- [TO BE DONE]: Pictures are not part of the copy; repeat everything else in the records exactly.

┄┄┄┄┄┄

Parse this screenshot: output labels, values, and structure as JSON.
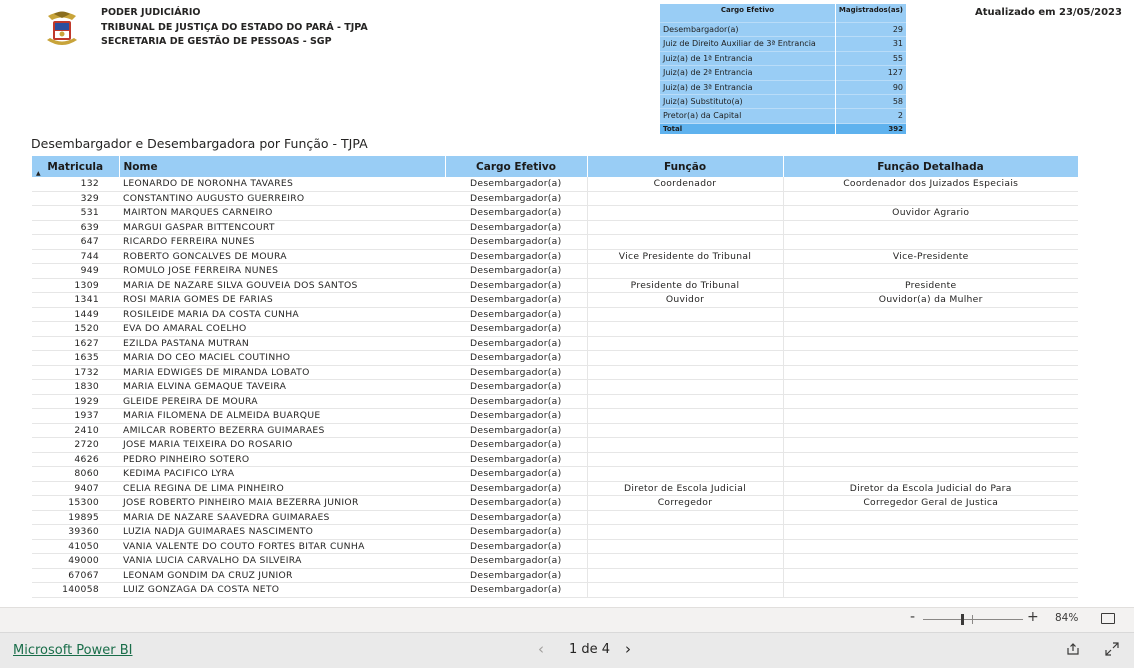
{
  "header": {
    "org_line1": "PODER JUDICIÁRIO",
    "org_line2": "TRIBUNAL DE JUSTIÇA DO ESTADO DO PARÁ - TJPA",
    "org_line3": "SECRETARIA DE GESTÃO DE PESSOAS - SGP",
    "updated": "Atualizado em 23/05/2023"
  },
  "summary": {
    "col1": "Cargo Efetivo",
    "col2": "Magistrados(as)",
    "rows": [
      {
        "cargo": "Desembargador(a)",
        "count": "29"
      },
      {
        "cargo": "Juiz de Direito Auxiliar de 3ª Entrancia",
        "count": "31"
      },
      {
        "cargo": "Juiz(a) de 1ª Entrancia",
        "count": "55"
      },
      {
        "cargo": "Juiz(a) de 2ª Entrancia",
        "count": "127"
      },
      {
        "cargo": "Juiz(a) de 3ª Entrancia",
        "count": "90"
      },
      {
        "cargo": "Juiz(a) Substituto(a)",
        "count": "58"
      },
      {
        "cargo": "Pretor(a) da Capital",
        "count": "2"
      }
    ],
    "total_label": "Total",
    "total_value": "392"
  },
  "report": {
    "title": "Desembargador e Desembargadora por Função - TJPA",
    "columns": {
      "matricula": "Matricula",
      "nome": "Nome",
      "cargo": "Cargo Efetivo",
      "funcao": "Função",
      "funcao_detalhada": "Função Detalhada"
    },
    "rows": [
      {
        "m": "132",
        "n": "LEONARDO DE NORONHA TAVARES",
        "c": "Desembargador(a)",
        "f": "Coordenador",
        "fd": "Coordenador dos Juizados Especiais"
      },
      {
        "m": "329",
        "n": "CONSTANTINO AUGUSTO GUERREIRO",
        "c": "Desembargador(a)",
        "f": "",
        "fd": ""
      },
      {
        "m": "531",
        "n": "MAIRTON MARQUES CARNEIRO",
        "c": "Desembargador(a)",
        "f": "",
        "fd": "Ouvidor Agrario"
      },
      {
        "m": "639",
        "n": "MARGUI GASPAR BITTENCOURT",
        "c": "Desembargador(a)",
        "f": "",
        "fd": ""
      },
      {
        "m": "647",
        "n": "RICARDO FERREIRA NUNES",
        "c": "Desembargador(a)",
        "f": "",
        "fd": ""
      },
      {
        "m": "744",
        "n": "ROBERTO GONCALVES DE MOURA",
        "c": "Desembargador(a)",
        "f": "Vice Presidente do Tribunal",
        "fd": "Vice-Presidente"
      },
      {
        "m": "949",
        "n": "ROMULO JOSE FERREIRA NUNES",
        "c": "Desembargador(a)",
        "f": "",
        "fd": ""
      },
      {
        "m": "1309",
        "n": "MARIA DE NAZARE SILVA GOUVEIA DOS SANTOS",
        "c": "Desembargador(a)",
        "f": "Presidente do Tribunal",
        "fd": "Presidente"
      },
      {
        "m": "1341",
        "n": "ROSI MARIA GOMES DE FARIAS",
        "c": "Desembargador(a)",
        "f": "Ouvidor",
        "fd": "Ouvidor(a) da Mulher"
      },
      {
        "m": "1449",
        "n": "ROSILEIDE MARIA DA COSTA CUNHA",
        "c": "Desembargador(a)",
        "f": "",
        "fd": ""
      },
      {
        "m": "1520",
        "n": "EVA DO AMARAL COELHO",
        "c": "Desembargador(a)",
        "f": "",
        "fd": ""
      },
      {
        "m": "1627",
        "n": "EZILDA PASTANA MUTRAN",
        "c": "Desembargador(a)",
        "f": "",
        "fd": ""
      },
      {
        "m": "1635",
        "n": "MARIA DO CEO MACIEL COUTINHO",
        "c": "Desembargador(a)",
        "f": "",
        "fd": ""
      },
      {
        "m": "1732",
        "n": "MARIA EDWIGES DE MIRANDA LOBATO",
        "c": "Desembargador(a)",
        "f": "",
        "fd": ""
      },
      {
        "m": "1830",
        "n": "MARIA ELVINA GEMAQUE TAVEIRA",
        "c": "Desembargador(a)",
        "f": "",
        "fd": ""
      },
      {
        "m": "1929",
        "n": "GLEIDE PEREIRA DE MOURA",
        "c": "Desembargador(a)",
        "f": "",
        "fd": ""
      },
      {
        "m": "1937",
        "n": "MARIA FILOMENA DE ALMEIDA BUARQUE",
        "c": "Desembargador(a)",
        "f": "",
        "fd": ""
      },
      {
        "m": "2410",
        "n": "AMILCAR ROBERTO BEZERRA GUIMARAES",
        "c": "Desembargador(a)",
        "f": "",
        "fd": ""
      },
      {
        "m": "2720",
        "n": "JOSE MARIA TEIXEIRA DO ROSARIO",
        "c": "Desembargador(a)",
        "f": "",
        "fd": ""
      },
      {
        "m": "4626",
        "n": "PEDRO PINHEIRO SOTERO",
        "c": "Desembargador(a)",
        "f": "",
        "fd": ""
      },
      {
        "m": "8060",
        "n": "KEDIMA PACIFICO LYRA",
        "c": "Desembargador(a)",
        "f": "",
        "fd": ""
      },
      {
        "m": "9407",
        "n": "CELIA REGINA DE LIMA PINHEIRO",
        "c": "Desembargador(a)",
        "f": "Diretor de Escola Judicial",
        "fd": "Diretor da Escola Judicial do Para"
      },
      {
        "m": "15300",
        "n": "JOSE ROBERTO PINHEIRO MAIA BEZERRA JUNIOR",
        "c": "Desembargador(a)",
        "f": "Corregedor",
        "fd": "Corregedor Geral de Justica"
      },
      {
        "m": "19895",
        "n": "MARIA DE NAZARE SAAVEDRA GUIMARAES",
        "c": "Desembargador(a)",
        "f": "",
        "fd": ""
      },
      {
        "m": "39360",
        "n": "LUZIA NADJA GUIMARAES NASCIMENTO",
        "c": "Desembargador(a)",
        "f": "",
        "fd": ""
      },
      {
        "m": "41050",
        "n": "VANIA VALENTE DO COUTO FORTES BITAR CUNHA",
        "c": "Desembargador(a)",
        "f": "",
        "fd": ""
      },
      {
        "m": "49000",
        "n": "VANIA LUCIA CARVALHO DA SILVEIRA",
        "c": "Desembargador(a)",
        "f": "",
        "fd": ""
      },
      {
        "m": "67067",
        "n": "LEONAM GONDIM DA CRUZ JUNIOR",
        "c": "Desembargador(a)",
        "f": "",
        "fd": ""
      },
      {
        "m": "140058",
        "n": "LUIZ GONZAGA DA COSTA NETO",
        "c": "Desembargador(a)",
        "f": "",
        "fd": ""
      }
    ]
  },
  "zoom": {
    "minus": "-",
    "plus": "+",
    "percent": "84%",
    "level": 0.84
  },
  "footer": {
    "brand_link": "Microsoft Power BI",
    "page_indicator": "1 de 4"
  },
  "colors": {
    "table_header": "#99cdf5",
    "total_row": "#5fb2ee",
    "link": "#1a6e4a"
  }
}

┄┄┄┄┄┄

- [FINISHED TASK]:
Parse this screenshot: output labels, values, and structure as JSON.
{
  "header": {
    "org_line1": "PODER JUDICIÁRIO",
    "org_line2": "TRIBUNAL DE JUSTIÇA DO ESTADO DO PARÁ - TJPA",
    "org_line3": "SECRETARIA DE GESTÃO DE PESSOAS - SGP",
    "updated": "Atualizado em 23/05/2023"
  },
  "summary": {
    "col1": "Cargo Efetivo",
    "col2": "Magistrados(as)",
    "rows": [
      {
        "cargo": "Desembargador(a)",
        "count": "29"
      },
      {
        "cargo": "Juiz de Direito Auxiliar de 3ª Entrancia",
        "count": "31"
      },
      {
        "cargo": "Juiz(a) de 1ª Entrancia",
        "count": "55"
      },
      {
        "cargo": "Juiz(a) de 2ª Entrancia",
        "count": "127"
      },
      {
        "cargo": "Juiz(a) de 3ª Entrancia",
        "count": "90"
      },
      {
        "cargo": "Juiz(a) Substituto(a)",
        "count": "58"
      },
      {
        "cargo": "Pretor(a) da Capital",
        "count": "2"
      }
    ],
    "total_label": "Total",
    "total_value": "392"
  },
  "report": {
    "title": "Desembargador e Desembargadora por Função - TJPA",
    "columns": {
      "matricula": "Matricula",
      "nome": "Nome",
      "cargo": "Cargo Efetivo",
      "funcao": "Função",
      "funcao_detalhada": "Função Detalhada"
    },
    "rows": [
      {
        "m": "132",
        "n": "LEONARDO DE NORONHA TAVARES",
        "c": "Desembargador(a)",
        "f": "Coordenador",
        "fd": "Coordenador dos Juizados Especiais"
      },
      {
        "m": "329",
        "n": "CONSTANTINO AUGUSTO GUERREIRO",
        "c": "Desembargador(a)",
        "f": "",
        "fd": ""
      },
      {
        "m": "531",
        "n": "MAIRTON MARQUES CARNEIRO",
        "c": "Desembargador(a)",
        "f": "",
        "fd": "Ouvidor Agrario"
      },
      {
        "m": "639",
        "n": "MARGUI GASPAR BITTENCOURT",
        "c": "Desembargador(a)",
        "f": "",
        "fd": ""
      },
      {
        "m": "647",
        "n": "RICARDO FERREIRA NUNES",
        "c": "Desembargador(a)",
        "f": "",
        "fd": ""
      },
      {
        "m": "744",
        "n": "ROBERTO GONCALVES DE MOURA",
        "c": "Desembargador(a)",
        "f": "Vice Presidente do Tribunal",
        "fd": "Vice-Presidente"
      },
      {
        "m": "949",
        "n": "ROMULO JOSE FERREIRA NUNES",
        "c": "Desembargador(a)",
        "f": "",
        "fd": ""
      },
      {
        "m": "1309",
        "n": "MARIA DE NAZARE SILVA GOUVEIA DOS SANTOS",
        "c": "Desembargador(a)",
        "f": "Presidente do Tribunal",
        "fd": "Presidente"
      },
      {
        "m": "1341",
        "n": "ROSI MARIA GOMES DE FARIAS",
        "c": "Desembargador(a)",
        "f": "Ouvidor",
        "fd": "Ouvidor(a) da Mulher"
      },
      {
        "m": "1449",
        "n": "ROSILEIDE MARIA DA COSTA CUNHA",
        "c": "Desembargador(a)",
        "f": "",
        "fd": ""
      },
      {
        "m": "1520",
        "n": "EVA DO AMARAL COELHO",
        "c": "Desembargador(a)",
        "f": "",
        "fd": ""
      },
      {
        "m": "1627",
        "n": "EZILDA PASTANA MUTRAN",
        "c": "Desembargador(a)",
        "f": "",
        "fd": ""
      },
      {
        "m": "1635",
        "n": "MARIA DO CEO MACIEL COUTINHO",
        "c": "Desembargador(a)",
        "f": "",
        "fd": ""
      },
      {
        "m": "1732",
        "n": "MARIA EDWIGES DE MIRANDA LOBATO",
        "c": "Desembargador(a)",
        "f": "",
        "fd": ""
      },
      {
        "m": "1830",
        "n": "MARIA ELVINA GEMAQUE TAVEIRA",
        "c": "Desembargador(a)",
        "f": "",
        "fd": ""
      },
      {
        "m": "1929",
        "n": "GLEIDE PEREIRA DE MOURA",
        "c": "Desembargador(a)",
        "f": "",
        "fd": ""
      },
      {
        "m": "1937",
        "n": "MARIA FILOMENA DE ALMEIDA BUARQUE",
        "c": "Desembargador(a)",
        "f": "",
        "fd": ""
      },
      {
        "m": "2410",
        "n": "AMILCAR ROBERTO BEZERRA GUIMARAES",
        "c": "Desembargador(a)",
        "f": "",
        "fd": ""
      },
      {
        "m": "2720",
        "n": "JOSE MARIA TEIXEIRA DO ROSARIO",
        "c": "Desembargador(a)",
        "f": "",
        "fd": ""
      },
      {
        "m": "4626",
        "n": "PEDRO PINHEIRO SOTERO",
        "c": "Desembargador(a)",
        "f": "",
        "fd": ""
      },
      {
        "m": "8060",
        "n": "KEDIMA PACIFICO LYRA",
        "c": "Desembargador(a)",
        "f": "",
        "fd": ""
      },
      {
        "m": "9407",
        "n": "CELIA REGINA DE LIMA PINHEIRO",
        "c": "Desembargador(a)",
        "f": "Diretor de Escola Judicial",
        "fd": "Diretor da Escola Judicial do Para"
      },
      {
        "m": "15300",
        "n": "JOSE ROBERTO PINHEIRO MAIA BEZERRA JUNIOR",
        "c": "Desembargador(a)",
        "f": "Corregedor",
        "fd": "Corregedor Geral de Justica"
      },
      {
        "m": "19895",
        "n": "MARIA DE NAZARE SAAVEDRA GUIMARAES",
        "c": "Desembargador(a)",
        "f": "",
        "fd": ""
      },
      {
        "m": "39360",
        "n": "LUZIA NADJA GUIMARAES NASCIMENTO",
        "c": "Desembargador(a)",
        "f": "",
        "fd": ""
      },
      {
        "m": "41050",
        "n": "VANIA VALENTE DO COUTO FORTES BITAR CUNHA",
        "c": "Desembargador(a)",
        "f": "",
        "fd": ""
      },
      {
        "m": "49000",
        "n": "VANIA LUCIA CARVALHO DA SILVEIRA",
        "c": "Desembargador(a)",
        "f": "",
        "fd": ""
      },
      {
        "m": "67067",
        "n": "LEONAM GONDIM DA CRUZ JUNIOR",
        "c": "Desembargador(a)",
        "f": "",
        "fd": ""
      },
      {
        "m": "140058",
        "n": "LUIZ GONZAGA DA COSTA NETO",
        "c": "Desembargador(a)",
        "f": "",
        "fd": ""
      }
    ]
  },
  "zoom": {
    "minus": "-",
    "plus": "+",
    "percent": "84%",
    "level": 0.84
  },
  "footer": {
    "brand_link": "Microsoft Power BI",
    "page_indicator": "1 de 4"
  },
  "colors": {
    "table_header": "#99cdf5",
    "total_row": "#5fb2ee",
    "link": "#1a6e4a"
  }
}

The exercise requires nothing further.